[Dataset rows]
** START **

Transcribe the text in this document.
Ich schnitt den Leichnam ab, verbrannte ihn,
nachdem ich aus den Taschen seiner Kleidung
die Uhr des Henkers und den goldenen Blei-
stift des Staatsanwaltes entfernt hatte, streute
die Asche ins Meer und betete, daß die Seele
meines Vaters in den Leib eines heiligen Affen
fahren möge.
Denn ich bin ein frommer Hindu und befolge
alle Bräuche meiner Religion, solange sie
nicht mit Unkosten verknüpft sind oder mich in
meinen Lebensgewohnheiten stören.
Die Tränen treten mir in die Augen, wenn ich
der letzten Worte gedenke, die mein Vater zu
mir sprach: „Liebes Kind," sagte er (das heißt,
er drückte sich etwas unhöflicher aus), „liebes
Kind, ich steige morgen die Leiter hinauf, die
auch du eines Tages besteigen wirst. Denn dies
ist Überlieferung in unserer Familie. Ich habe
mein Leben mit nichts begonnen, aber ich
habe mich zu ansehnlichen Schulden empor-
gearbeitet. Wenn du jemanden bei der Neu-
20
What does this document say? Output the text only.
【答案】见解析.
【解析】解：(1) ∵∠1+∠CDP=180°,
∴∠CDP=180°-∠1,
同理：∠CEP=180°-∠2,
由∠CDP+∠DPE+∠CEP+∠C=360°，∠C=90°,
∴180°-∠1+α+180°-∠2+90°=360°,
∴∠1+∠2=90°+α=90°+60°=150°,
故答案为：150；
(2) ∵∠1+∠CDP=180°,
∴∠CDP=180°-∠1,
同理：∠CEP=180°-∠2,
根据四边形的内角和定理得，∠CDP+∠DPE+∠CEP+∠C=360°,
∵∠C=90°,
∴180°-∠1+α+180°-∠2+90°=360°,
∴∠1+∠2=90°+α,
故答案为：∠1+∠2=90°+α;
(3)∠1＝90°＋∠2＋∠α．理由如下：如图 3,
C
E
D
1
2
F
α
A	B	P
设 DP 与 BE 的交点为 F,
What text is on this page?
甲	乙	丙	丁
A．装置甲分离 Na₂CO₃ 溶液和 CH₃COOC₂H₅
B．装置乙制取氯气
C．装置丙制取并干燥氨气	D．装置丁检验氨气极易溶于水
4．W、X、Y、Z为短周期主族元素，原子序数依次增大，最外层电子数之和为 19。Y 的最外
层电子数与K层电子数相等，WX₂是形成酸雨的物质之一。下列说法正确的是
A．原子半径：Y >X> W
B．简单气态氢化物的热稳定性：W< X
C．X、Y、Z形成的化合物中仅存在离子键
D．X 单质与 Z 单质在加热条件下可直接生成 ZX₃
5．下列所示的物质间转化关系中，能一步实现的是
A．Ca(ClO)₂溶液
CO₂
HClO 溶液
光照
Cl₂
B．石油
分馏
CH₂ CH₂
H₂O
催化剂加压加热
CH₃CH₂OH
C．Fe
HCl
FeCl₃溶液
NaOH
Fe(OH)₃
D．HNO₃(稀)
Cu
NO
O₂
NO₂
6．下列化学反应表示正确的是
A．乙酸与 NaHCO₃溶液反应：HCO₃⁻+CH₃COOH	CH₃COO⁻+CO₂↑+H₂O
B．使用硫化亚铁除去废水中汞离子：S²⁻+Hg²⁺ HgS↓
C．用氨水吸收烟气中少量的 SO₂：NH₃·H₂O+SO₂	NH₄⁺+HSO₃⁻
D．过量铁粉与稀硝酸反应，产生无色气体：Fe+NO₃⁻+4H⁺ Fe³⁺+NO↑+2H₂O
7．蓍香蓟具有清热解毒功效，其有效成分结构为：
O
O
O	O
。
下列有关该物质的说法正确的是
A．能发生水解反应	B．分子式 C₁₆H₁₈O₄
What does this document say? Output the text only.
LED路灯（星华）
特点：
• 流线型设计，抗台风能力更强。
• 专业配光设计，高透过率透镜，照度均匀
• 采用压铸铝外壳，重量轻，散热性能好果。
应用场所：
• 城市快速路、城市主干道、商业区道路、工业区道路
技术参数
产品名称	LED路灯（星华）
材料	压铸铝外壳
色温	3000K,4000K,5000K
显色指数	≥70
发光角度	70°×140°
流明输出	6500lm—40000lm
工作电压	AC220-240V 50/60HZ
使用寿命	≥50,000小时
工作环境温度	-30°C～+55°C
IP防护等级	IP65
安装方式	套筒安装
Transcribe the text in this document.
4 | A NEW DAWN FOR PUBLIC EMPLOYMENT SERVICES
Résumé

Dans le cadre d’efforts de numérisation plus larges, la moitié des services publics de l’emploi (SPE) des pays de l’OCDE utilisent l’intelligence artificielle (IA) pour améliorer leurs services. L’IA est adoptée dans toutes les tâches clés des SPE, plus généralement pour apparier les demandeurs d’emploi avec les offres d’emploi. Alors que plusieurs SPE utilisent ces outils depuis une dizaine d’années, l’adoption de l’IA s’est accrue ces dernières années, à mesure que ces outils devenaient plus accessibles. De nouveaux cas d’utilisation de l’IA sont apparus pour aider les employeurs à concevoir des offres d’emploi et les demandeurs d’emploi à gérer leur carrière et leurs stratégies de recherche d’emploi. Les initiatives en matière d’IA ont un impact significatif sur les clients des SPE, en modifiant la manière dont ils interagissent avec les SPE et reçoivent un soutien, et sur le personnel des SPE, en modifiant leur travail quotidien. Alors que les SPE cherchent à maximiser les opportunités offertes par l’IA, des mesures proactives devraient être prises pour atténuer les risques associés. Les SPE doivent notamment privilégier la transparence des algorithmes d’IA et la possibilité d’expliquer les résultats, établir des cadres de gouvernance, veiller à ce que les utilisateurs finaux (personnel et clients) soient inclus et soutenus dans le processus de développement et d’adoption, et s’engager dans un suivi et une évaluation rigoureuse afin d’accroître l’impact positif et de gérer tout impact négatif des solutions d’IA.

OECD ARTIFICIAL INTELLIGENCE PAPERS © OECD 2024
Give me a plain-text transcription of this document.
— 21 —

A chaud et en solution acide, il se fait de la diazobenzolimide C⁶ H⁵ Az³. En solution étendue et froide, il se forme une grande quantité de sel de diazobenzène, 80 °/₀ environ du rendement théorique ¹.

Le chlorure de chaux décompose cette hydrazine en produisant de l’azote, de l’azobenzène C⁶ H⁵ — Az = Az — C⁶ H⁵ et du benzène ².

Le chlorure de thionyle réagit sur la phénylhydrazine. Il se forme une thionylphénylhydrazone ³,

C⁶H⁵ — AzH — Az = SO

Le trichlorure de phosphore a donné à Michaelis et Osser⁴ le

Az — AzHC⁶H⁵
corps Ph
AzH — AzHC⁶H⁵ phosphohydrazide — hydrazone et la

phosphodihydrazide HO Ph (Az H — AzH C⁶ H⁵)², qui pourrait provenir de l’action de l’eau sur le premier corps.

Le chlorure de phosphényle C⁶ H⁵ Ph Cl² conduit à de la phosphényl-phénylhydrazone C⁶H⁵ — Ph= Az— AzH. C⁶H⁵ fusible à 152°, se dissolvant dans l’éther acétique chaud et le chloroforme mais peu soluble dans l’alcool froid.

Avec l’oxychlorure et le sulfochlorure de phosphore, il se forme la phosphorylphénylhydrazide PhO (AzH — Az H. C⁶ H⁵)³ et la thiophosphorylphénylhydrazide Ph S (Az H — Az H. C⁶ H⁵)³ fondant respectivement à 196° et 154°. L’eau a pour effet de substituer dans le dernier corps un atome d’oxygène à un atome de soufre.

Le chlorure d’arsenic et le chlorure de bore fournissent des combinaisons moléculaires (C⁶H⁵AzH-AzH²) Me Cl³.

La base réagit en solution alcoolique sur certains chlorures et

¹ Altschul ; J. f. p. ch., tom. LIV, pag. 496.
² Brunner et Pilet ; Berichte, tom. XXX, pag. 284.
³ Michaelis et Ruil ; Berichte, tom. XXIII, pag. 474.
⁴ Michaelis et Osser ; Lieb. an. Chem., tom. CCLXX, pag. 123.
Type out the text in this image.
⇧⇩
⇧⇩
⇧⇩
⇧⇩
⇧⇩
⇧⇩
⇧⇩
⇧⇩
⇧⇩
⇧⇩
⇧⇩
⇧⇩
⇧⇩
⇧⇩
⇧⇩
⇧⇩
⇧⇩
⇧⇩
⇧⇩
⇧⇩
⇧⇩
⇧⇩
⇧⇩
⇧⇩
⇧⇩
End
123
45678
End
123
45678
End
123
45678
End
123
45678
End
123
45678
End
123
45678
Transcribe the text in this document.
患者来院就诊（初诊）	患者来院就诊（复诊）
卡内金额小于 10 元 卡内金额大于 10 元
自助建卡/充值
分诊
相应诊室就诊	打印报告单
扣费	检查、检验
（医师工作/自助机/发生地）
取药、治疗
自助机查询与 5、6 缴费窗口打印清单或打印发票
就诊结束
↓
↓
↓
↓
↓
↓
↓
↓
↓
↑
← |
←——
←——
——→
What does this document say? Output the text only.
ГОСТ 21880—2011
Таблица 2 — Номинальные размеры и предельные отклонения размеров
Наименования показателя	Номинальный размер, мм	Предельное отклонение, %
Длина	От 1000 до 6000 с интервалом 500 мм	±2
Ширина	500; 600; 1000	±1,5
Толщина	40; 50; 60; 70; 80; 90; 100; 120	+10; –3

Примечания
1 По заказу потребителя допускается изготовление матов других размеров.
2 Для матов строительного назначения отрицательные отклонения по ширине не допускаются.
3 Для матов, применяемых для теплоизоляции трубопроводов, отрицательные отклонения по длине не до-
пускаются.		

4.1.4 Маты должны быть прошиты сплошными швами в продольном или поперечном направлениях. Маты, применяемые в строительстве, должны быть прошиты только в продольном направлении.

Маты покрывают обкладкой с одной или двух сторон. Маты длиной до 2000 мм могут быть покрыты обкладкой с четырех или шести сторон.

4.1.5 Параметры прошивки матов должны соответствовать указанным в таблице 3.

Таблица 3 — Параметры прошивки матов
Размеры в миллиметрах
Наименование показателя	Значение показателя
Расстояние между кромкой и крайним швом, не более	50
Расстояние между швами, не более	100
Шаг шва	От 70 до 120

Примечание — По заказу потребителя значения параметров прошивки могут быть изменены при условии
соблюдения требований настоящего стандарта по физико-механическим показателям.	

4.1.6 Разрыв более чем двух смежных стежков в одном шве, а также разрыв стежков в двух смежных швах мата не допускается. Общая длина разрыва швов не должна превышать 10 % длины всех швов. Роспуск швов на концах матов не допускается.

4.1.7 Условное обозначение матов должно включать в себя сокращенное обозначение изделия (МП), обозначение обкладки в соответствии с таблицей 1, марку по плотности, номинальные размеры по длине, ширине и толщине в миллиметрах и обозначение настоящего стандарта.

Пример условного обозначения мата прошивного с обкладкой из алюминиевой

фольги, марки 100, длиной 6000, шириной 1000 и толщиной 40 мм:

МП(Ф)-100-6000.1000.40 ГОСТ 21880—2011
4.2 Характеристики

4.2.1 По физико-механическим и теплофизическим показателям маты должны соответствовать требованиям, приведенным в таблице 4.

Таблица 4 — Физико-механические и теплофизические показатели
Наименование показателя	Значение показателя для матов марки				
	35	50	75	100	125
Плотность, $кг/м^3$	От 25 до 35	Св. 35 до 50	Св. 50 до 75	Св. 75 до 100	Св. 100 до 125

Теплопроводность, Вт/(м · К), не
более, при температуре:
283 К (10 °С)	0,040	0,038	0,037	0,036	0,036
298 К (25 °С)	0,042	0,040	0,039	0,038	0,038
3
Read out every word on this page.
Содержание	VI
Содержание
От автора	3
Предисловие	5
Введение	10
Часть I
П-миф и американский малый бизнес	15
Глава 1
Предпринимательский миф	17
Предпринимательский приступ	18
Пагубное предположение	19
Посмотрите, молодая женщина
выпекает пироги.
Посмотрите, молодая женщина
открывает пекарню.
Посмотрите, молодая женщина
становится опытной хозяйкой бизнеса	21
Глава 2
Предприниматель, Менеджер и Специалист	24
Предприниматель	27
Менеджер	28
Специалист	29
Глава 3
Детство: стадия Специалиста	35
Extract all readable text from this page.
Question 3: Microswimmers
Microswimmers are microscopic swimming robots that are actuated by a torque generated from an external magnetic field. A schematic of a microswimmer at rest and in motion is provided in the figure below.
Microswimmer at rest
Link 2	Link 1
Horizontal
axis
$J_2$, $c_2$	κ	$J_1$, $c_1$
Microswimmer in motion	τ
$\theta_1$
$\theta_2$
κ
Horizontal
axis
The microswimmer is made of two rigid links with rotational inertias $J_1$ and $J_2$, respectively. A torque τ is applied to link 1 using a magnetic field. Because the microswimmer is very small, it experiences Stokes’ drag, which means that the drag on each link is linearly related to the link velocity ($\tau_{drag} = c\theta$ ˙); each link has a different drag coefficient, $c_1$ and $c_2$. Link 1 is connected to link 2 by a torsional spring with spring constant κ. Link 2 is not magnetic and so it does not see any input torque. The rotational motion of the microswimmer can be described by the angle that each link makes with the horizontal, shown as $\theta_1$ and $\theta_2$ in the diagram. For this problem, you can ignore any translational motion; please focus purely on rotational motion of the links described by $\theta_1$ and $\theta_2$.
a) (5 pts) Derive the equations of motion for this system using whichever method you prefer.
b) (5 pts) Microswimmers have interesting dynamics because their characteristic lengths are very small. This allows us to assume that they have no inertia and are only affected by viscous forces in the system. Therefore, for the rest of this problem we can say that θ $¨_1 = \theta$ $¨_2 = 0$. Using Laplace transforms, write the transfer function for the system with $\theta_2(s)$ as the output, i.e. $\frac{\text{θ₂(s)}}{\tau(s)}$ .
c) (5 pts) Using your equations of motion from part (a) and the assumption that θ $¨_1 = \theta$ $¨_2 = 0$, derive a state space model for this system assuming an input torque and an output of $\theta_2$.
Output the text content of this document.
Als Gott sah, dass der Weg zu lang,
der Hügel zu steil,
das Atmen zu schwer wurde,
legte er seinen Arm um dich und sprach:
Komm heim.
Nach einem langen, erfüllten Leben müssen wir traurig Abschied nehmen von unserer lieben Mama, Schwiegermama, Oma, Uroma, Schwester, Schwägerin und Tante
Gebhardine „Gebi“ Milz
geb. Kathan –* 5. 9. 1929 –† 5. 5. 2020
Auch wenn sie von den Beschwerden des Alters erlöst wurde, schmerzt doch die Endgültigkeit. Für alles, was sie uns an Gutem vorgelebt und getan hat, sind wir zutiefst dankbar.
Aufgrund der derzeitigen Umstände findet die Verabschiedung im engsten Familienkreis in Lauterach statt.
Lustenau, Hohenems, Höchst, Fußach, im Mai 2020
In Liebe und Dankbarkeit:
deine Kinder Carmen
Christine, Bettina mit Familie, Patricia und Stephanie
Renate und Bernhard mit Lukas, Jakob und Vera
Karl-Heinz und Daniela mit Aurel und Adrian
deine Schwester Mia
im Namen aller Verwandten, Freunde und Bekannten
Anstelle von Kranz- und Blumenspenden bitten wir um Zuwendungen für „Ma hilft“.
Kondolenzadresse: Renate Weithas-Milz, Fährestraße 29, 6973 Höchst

** END **

Select every line of the material above holding the word "system" and copy it.

a) (5 pts) Derive the equations of motion for this system using whichever method you prefer.
b) (5 pts) Microswimmers have interesting dynamics because their characteristic lengths are very small. This allows us to assume that they have no inertia and are only affected by viscous forces in the system. Therefore, for the rest of this problem we can say that θ $¨_1 = \theta$ $¨_2 = 0$. Using Laplace transforms, write the transfer function for the system with $\theta_2(s)$ as the output, i.e. $\frac{\text{θ₂(s)}}{\tau(s)}$ .
c) (5 pts) Using your equations of motion from part (a) and the assumption that θ $¨_1 = \theta$ $¨_2 = 0$, derive a state space model for this system assuming an input torque and an output of $\theta_2$.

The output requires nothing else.